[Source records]
------------------------------------------------
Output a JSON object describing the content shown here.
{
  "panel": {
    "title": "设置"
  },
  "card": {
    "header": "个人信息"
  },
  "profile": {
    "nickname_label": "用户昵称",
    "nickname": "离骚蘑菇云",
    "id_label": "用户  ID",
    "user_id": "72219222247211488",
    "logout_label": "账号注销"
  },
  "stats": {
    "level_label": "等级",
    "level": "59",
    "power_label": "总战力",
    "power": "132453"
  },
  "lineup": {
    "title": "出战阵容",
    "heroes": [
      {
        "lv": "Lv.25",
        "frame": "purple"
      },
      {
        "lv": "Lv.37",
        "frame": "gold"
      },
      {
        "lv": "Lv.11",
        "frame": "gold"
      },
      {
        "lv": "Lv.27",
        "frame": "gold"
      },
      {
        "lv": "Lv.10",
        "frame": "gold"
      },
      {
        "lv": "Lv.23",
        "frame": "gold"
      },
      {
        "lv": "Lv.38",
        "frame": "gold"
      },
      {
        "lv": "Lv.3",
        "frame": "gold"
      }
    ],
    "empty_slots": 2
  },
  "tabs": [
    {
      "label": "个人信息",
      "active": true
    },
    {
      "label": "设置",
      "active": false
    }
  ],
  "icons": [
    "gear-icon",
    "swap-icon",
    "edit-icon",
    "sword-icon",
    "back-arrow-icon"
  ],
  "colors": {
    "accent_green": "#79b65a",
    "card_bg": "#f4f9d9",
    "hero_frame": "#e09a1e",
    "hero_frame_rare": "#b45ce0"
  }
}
------------------------------------------------
● **EXERCISE GOAL**: Working from the material above, retype it in its entirety without change.

● **TASK ANSWER**:
Output a JSON object describing the content shown here.
{
  "panel": {
    "title": "设置"
  },
  "card": {
    "header": "个人信息"
  },
  "profile": {
    "nickname_label": "用户昵称",
    "nickname": "离骚蘑菇云",
    "id_label": "用户  ID",
    "user_id": "72219222247211488",
    "logout_label": "账号注销"
  },
  "stats": {
    "level_label": "等级",
    "level": "59",
    "power_label": "总战力",
    "power": "132453"
  },
  "lineup": {
    "title": "出战阵容",
    "heroes": [
      {
        "lv": "Lv.25",
        "frame": "purple"
      },
      {
        "lv": "Lv.37",
        "frame": "gold"
      },
      {
        "lv": "Lv.11",
        "frame": "gold"
      },
      {
        "lv": "Lv.27",
        "frame": "gold"
      },
      {
        "lv": "Lv.10",
        "frame": "gold"
      },
      {
        "lv": "Lv.23",
        "frame": "gold"
      },
      {
        "lv": "Lv.38",
        "frame": "gold"
      },
      {
        "lv": "Lv.3",
        "frame": "gold"
      }
    ],
    "empty_slots": 2
  },
  "tabs": [
    {
      "label": "个人信息",
      "active": true
    },
    {
      "label": "设置",
      "active": false
    }
  ],
  "icons": [
    "gear-icon",
    "swap-icon",
    "edit-icon",
    "sword-icon",
    "back-arrow-icon"
  ],
  "colors": {
    "accent_green": "#79b65a",
    "card_bg": "#f4f9d9",
    "hero_frame": "#e09a1e",
    "hero_frame_rare": "#b45ce0"
  }
}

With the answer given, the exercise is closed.